### What you will do
Which lines hold the word "والمثبت"? Copy each of them.
★ ★ ★ ★
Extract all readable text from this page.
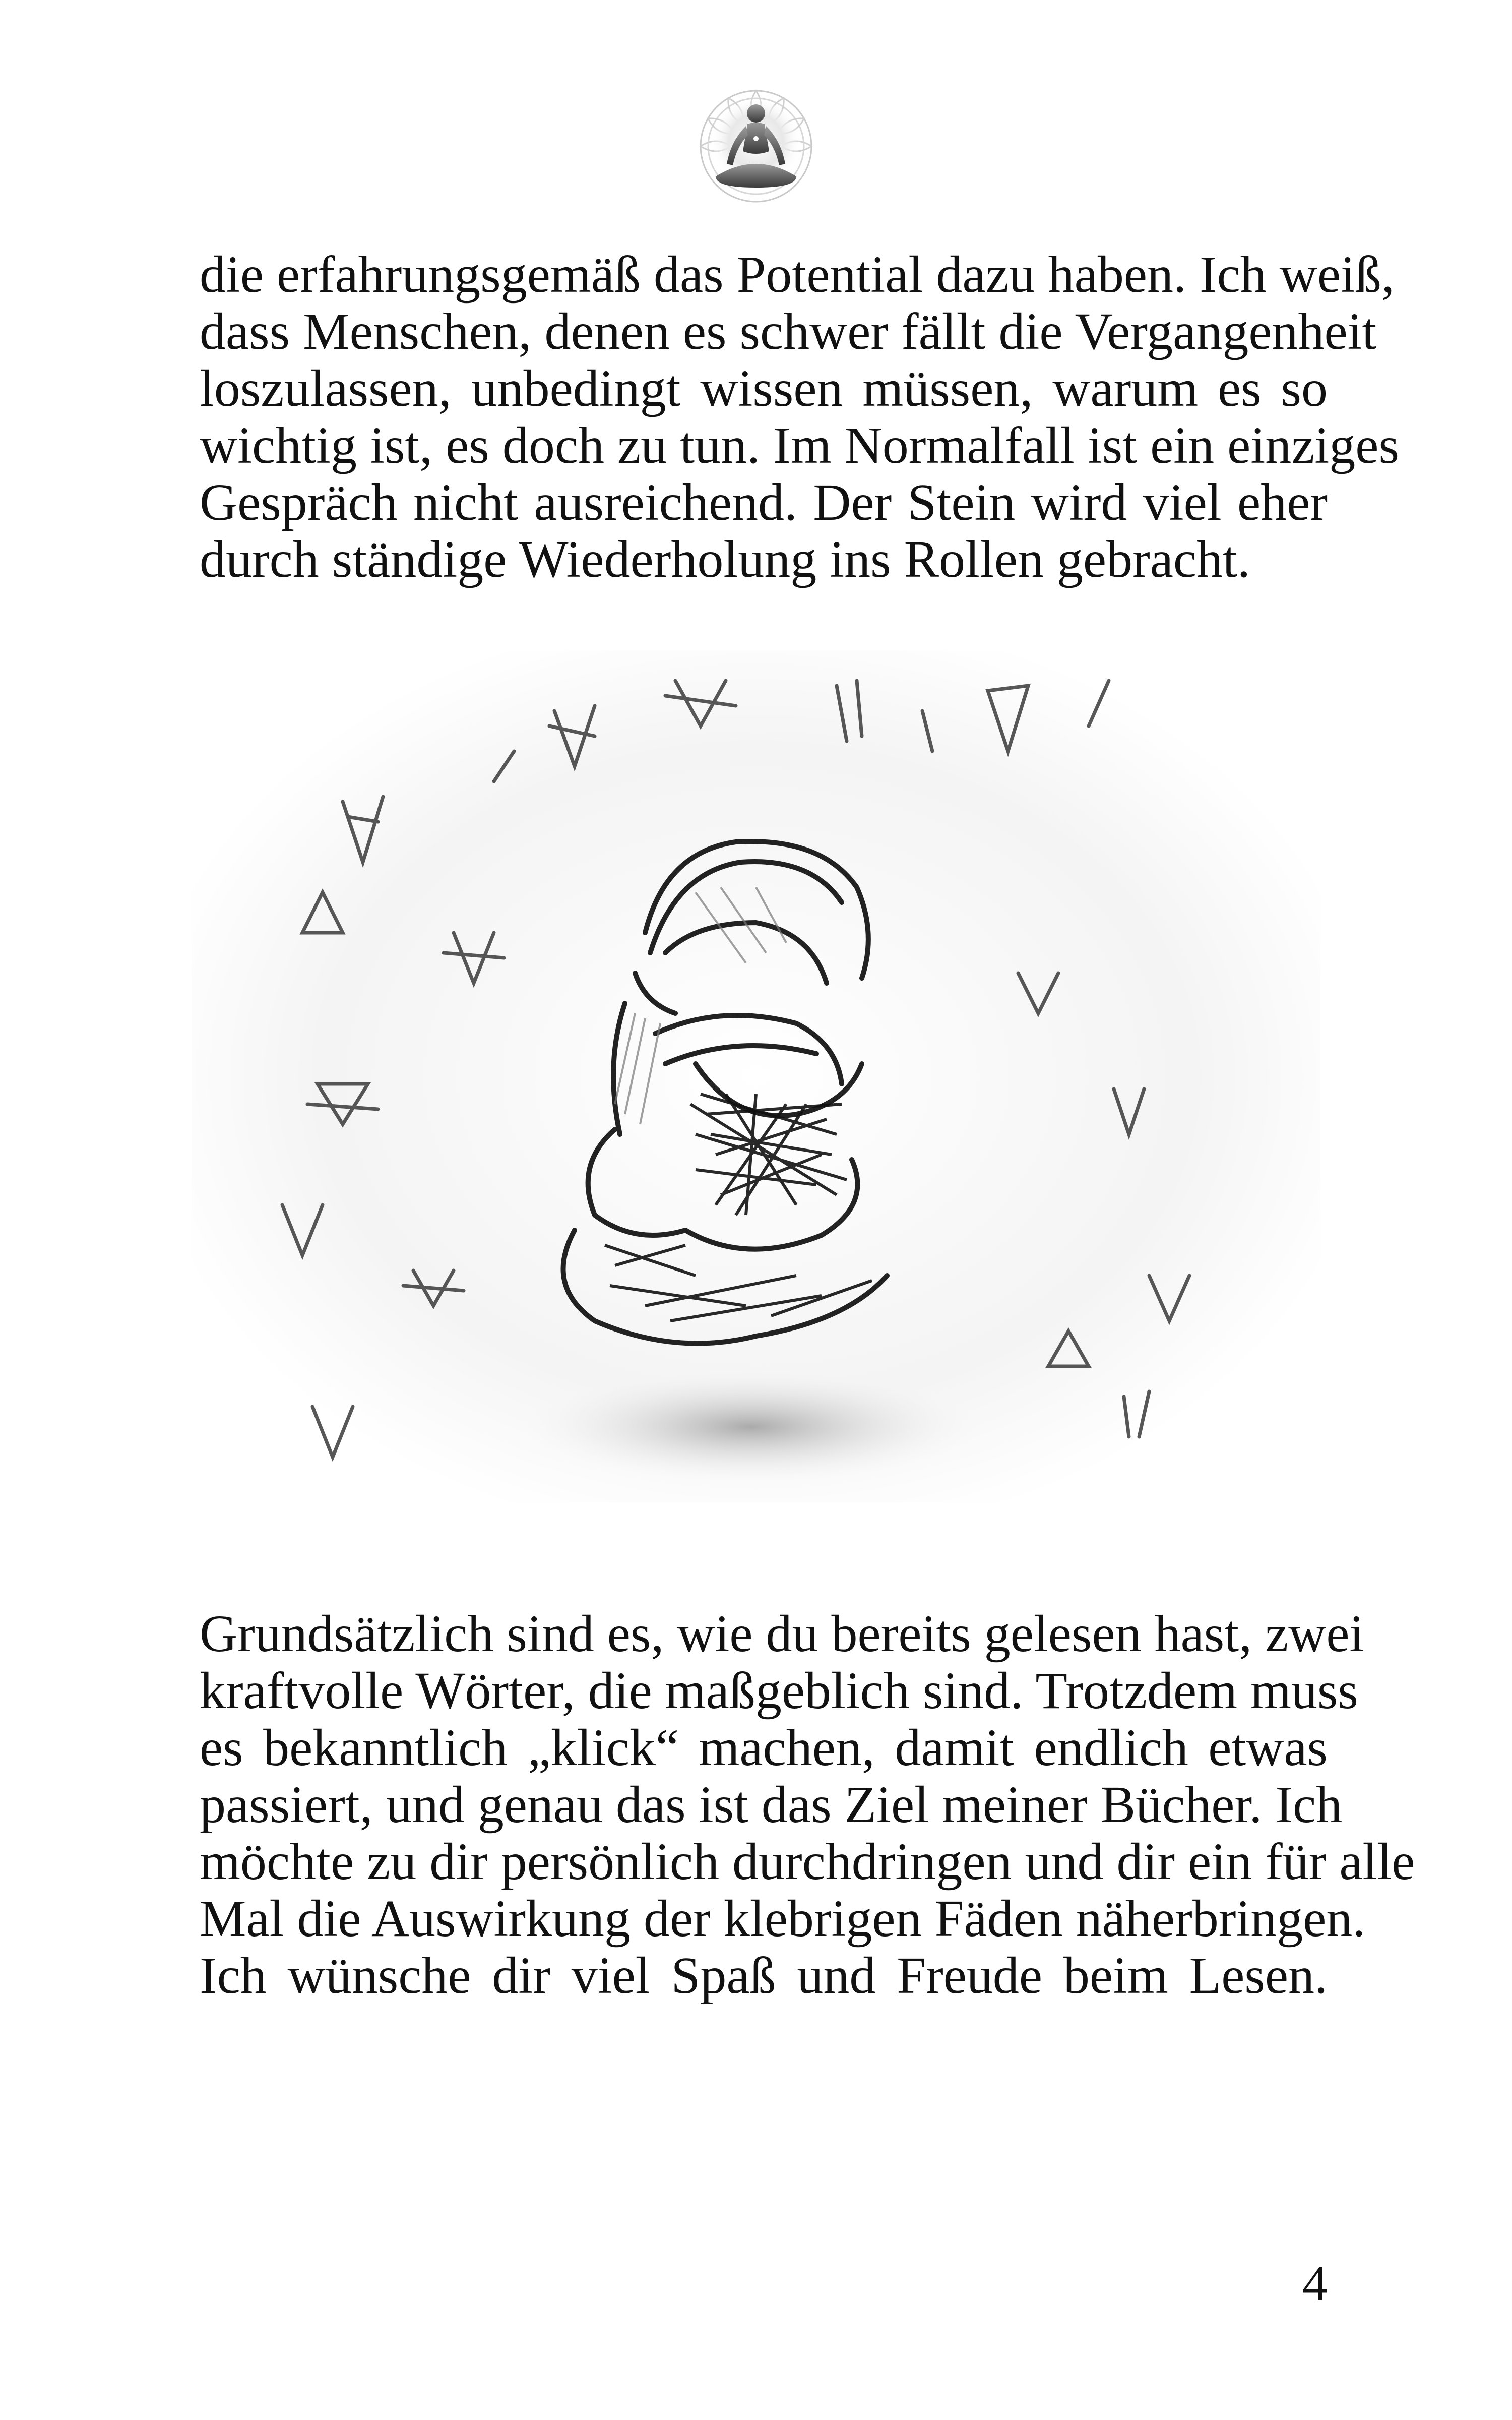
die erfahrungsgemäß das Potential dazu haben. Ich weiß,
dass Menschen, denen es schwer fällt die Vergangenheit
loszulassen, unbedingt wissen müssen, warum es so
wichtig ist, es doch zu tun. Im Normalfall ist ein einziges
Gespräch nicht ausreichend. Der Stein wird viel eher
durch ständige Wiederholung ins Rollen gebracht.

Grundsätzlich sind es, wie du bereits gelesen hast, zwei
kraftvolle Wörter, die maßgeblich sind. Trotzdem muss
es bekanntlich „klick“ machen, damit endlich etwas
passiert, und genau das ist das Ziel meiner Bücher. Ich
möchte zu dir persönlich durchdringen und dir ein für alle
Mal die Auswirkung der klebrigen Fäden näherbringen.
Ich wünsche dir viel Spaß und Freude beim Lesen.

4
★ ★ ★ ★
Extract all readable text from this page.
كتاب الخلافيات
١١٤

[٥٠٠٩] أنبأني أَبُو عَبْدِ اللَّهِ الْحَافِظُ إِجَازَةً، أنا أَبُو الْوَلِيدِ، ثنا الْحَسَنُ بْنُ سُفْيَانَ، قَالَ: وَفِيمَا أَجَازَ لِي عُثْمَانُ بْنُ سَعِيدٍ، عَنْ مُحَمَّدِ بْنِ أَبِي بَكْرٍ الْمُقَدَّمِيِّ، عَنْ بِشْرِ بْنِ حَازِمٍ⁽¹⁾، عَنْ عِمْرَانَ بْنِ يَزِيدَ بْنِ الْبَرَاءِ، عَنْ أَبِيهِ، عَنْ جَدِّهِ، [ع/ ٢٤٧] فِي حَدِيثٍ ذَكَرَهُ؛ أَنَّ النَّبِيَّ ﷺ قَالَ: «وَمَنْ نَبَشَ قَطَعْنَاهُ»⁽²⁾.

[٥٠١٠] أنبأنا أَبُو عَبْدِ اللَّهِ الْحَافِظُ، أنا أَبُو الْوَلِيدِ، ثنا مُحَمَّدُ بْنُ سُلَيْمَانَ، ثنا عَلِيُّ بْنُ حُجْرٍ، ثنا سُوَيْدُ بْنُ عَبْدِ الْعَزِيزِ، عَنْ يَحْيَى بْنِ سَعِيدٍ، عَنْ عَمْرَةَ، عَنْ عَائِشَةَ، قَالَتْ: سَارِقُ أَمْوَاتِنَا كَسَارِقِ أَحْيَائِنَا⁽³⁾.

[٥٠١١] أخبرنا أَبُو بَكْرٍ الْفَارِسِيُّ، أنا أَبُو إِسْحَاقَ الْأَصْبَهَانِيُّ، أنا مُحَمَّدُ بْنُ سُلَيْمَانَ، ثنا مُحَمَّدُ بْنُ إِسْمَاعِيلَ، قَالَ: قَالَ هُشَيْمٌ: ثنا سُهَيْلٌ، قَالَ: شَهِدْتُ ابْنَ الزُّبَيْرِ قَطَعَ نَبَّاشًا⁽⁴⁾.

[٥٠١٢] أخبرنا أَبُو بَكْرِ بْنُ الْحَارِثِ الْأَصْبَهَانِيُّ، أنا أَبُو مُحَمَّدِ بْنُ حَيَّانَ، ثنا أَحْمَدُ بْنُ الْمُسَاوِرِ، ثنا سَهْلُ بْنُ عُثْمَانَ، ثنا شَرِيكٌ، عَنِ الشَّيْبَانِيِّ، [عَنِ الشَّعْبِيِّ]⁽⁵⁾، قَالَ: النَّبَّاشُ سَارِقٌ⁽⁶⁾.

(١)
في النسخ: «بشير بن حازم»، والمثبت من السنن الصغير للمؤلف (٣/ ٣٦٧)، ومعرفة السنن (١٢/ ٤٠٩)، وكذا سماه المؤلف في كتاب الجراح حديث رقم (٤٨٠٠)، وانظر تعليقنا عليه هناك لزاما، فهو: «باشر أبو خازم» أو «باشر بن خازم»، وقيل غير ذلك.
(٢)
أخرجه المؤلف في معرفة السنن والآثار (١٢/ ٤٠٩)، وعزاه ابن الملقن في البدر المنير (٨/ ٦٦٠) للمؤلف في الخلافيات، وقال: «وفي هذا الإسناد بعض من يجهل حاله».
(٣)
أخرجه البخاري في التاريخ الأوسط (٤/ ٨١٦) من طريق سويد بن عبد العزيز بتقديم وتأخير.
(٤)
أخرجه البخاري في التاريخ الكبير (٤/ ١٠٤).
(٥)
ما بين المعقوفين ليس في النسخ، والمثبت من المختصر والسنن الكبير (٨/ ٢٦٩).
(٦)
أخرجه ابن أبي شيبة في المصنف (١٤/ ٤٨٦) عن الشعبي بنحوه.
★ ★ ★ ★
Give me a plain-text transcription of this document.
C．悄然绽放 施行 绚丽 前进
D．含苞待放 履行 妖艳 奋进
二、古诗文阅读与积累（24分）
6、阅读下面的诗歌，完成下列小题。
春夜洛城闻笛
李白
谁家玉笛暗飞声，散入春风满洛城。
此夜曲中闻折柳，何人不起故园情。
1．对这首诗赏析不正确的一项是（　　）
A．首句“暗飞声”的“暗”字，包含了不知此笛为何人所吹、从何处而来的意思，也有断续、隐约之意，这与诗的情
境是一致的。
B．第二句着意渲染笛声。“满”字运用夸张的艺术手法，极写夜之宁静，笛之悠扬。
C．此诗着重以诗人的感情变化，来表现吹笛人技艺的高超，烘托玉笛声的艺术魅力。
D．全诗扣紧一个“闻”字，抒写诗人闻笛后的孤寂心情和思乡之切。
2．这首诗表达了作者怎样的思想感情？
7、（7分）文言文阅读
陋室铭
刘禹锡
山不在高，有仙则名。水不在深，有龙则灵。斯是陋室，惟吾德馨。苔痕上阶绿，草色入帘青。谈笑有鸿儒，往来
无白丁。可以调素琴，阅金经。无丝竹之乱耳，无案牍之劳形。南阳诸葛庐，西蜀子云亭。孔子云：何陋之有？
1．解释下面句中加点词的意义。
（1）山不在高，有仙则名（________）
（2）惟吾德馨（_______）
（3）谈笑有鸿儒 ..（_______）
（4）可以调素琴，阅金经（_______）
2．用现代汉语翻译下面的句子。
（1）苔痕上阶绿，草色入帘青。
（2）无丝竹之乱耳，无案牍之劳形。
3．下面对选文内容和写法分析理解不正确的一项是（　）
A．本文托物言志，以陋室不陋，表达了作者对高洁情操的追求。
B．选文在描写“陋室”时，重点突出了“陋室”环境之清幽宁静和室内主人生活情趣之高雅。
★ ★ ★ ★
### Answer for this exercise
في النسخ: «بشير بن حازم»، والمثبت من السنن الصغير للمؤلف (٣/ ٣٦٧)، ومعرفة السنن (١٢/ ٤٠٩)، وكذا سماه المؤلف في كتاب الجراح حديث رقم (٤٨٠٠)، وانظر تعليقنا عليه هناك لزاما، فهو: «باشر أبو خازم» أو «باشر بن خازم»، وقيل غير ذلك.
ما بين المعقوفين ليس في النسخ، والمثبت من المختصر والسنن الكبير (٨/ ٢٦٩).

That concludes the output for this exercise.